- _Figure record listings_
■ ■ ■

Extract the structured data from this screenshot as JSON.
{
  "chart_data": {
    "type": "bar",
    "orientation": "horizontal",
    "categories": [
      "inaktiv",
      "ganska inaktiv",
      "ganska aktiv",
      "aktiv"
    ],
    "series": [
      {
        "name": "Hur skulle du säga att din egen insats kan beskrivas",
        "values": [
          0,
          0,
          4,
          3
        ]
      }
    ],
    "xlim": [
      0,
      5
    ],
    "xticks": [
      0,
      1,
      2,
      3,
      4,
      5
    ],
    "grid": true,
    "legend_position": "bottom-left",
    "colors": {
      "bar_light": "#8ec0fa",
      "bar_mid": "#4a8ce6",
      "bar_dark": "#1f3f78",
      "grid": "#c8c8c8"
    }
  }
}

■ ■ ■

- _Your task_
Copy every record exactly as presented.

- _Exercise answer_
Extract the structured data from this screenshot as JSON.
{
  "chart_data": {
    "type": "bar",
    "orientation": "horizontal",
    "categories": [
      "inaktiv",
      "ganska inaktiv",
      "ganska aktiv",
      "aktiv"
    ],
    "series": [
      {
        "name": "Hur skulle du säga att din egen insats kan beskrivas",
        "values": [
          0,
          0,
          4,
          3
        ]
      }
    ],
    "xlim": [
      0,
      5
    ],
    "xticks": [
      0,
      1,
      2,
      3,
      4,
      5
    ],
    "grid": true,
    "legend_position": "bottom-left",
    "colors": {
      "bar_light": "#8ec0fa",
      "bar_mid": "#4a8ce6",
      "bar_dark": "#1f3f78",
      "grid": "#c8c8c8"
    }
  }
}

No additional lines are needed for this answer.